[Data listing]

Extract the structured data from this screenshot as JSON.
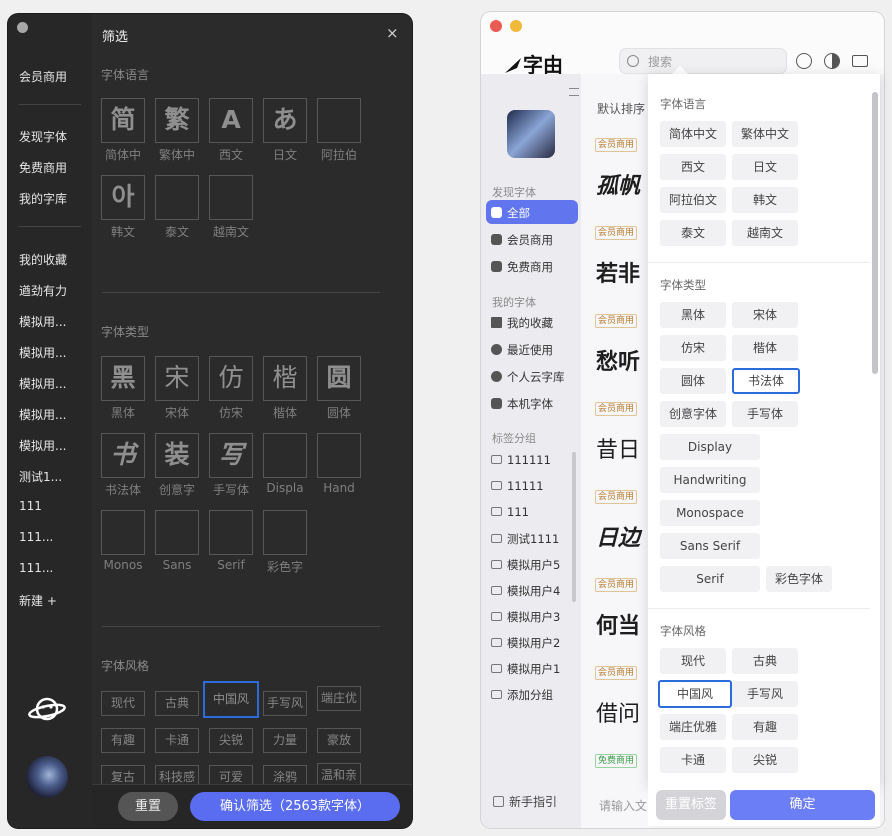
{
  "dark": {
    "sidebar": [
      "会员商用",
      "发现字体",
      "免费商用",
      "我的字库",
      "我的收藏",
      "遒劲有力",
      "模拟用...",
      "模拟用...",
      "模拟用...",
      "模拟用...",
      "模拟用...",
      "测试1...",
      "111",
      "111...",
      "111...",
      "新建 +"
    ],
    "title": "筛选",
    "close": "×",
    "sections": {
      "lang": "字体语言",
      "type": "字体类型",
      "style": "字体风格"
    },
    "lang_glyphs": [
      {
        "glyph": "简",
        "label": "简体中"
      },
      {
        "glyph": "繁",
        "label": "繁体中"
      },
      {
        "glyph": "A",
        "label": "西文"
      },
      {
        "glyph": "あ",
        "label": "日文"
      },
      {
        "glyph": "",
        "label": "阿拉伯"
      },
      {
        "glyph": "아",
        "label": "韩文"
      },
      {
        "glyph": "",
        "label": "泰文"
      },
      {
        "glyph": "",
        "label": "越南文"
      }
    ],
    "type_glyphs": [
      {
        "glyph": "黑",
        "label": "黑体"
      },
      {
        "glyph": "宋",
        "label": "宋体"
      },
      {
        "glyph": "仿",
        "label": "仿宋"
      },
      {
        "glyph": "楷",
        "label": "楷体"
      },
      {
        "glyph": "圆",
        "label": "圆体"
      },
      {
        "glyph": "书",
        "label": "书法体"
      },
      {
        "glyph": "装",
        "label": "创意字"
      },
      {
        "glyph": "写",
        "label": "手写体"
      },
      {
        "glyph": "",
        "label": "Displa"
      },
      {
        "glyph": "",
        "label": "Hand"
      },
      {
        "glyph": "",
        "label": "Monos"
      },
      {
        "glyph": "",
        "label": "Sans"
      },
      {
        "glyph": "",
        "label": "Serif"
      },
      {
        "glyph": "",
        "label": "彩色字"
      }
    ],
    "style_tags": [
      "现代",
      "古典",
      "中国风",
      "手写风",
      "端庄优",
      "有趣",
      "卡通",
      "尖锐",
      "力量",
      "豪放",
      "复古",
      "科技感",
      "可爱",
      "涂鸦",
      "温和亲"
    ],
    "reset": "重置",
    "confirm": "确认筛选（2563款字体）"
  },
  "light": {
    "logo": "字由",
    "search_placeholder": "搜索",
    "sidebar": {
      "discover_group": "发现字体",
      "all": "全部",
      "vip": "会员商用",
      "free": "免费商用",
      "mine_group": "我的字体",
      "fav": "我的收藏",
      "recent": "最近使用",
      "cloud": "个人云字库",
      "local": "本机字体",
      "tag_group": "标签分组",
      "tags": [
        "111111",
        "11111",
        "111",
        "测试1111",
        "模拟用户5",
        "模拟用户4",
        "模拟用户3",
        "模拟用户2",
        "模拟用户1",
        "添加分组"
      ],
      "guide": "新手指引"
    },
    "sort": "默认排序",
    "samples": [
      {
        "badge": "会员商用",
        "text": "孤帆"
      },
      {
        "badge": "会员商用",
        "text": "若非"
      },
      {
        "badge": "会员商用",
        "text": "愁听"
      },
      {
        "badge": "会员商用",
        "text": "昔日"
      },
      {
        "badge": "会员商用",
        "text": "日边"
      },
      {
        "badge": "会员商用",
        "text": "何当"
      },
      {
        "badge": "会员商用",
        "text": "借问"
      },
      {
        "badge": "免费商用",
        "text": ""
      }
    ],
    "input_placeholder": "请输入文",
    "panel": {
      "lang_title": "字体语言",
      "lang": [
        "简体中文",
        "繁体中文",
        "西文",
        "日文",
        "阿拉伯文",
        "韩文",
        "泰文",
        "越南文"
      ],
      "type_title": "字体类型",
      "type": [
        "黑体",
        "宋体",
        "仿宋",
        "楷体",
        "圆体",
        "书法体",
        "创意字体",
        "手写体",
        "Display",
        "Handwriting",
        "Monospace",
        "Sans Serif",
        "Serif",
        "彩色字体"
      ],
      "style_title": "字体风格",
      "style": [
        "现代",
        "古典",
        "中国风",
        "手写风",
        "端庄优雅",
        "有趣",
        "卡通",
        "尖锐"
      ],
      "reset": "重置标签",
      "ok": "确定"
    }
  },
  "colors": {
    "accent": "#6175ef",
    "selected_border": "#2b6bdc"
  }
}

**What you will do:** Among the entries above, how many lines include the word "text"? Give the number with no comment.

**Finished answer:** 8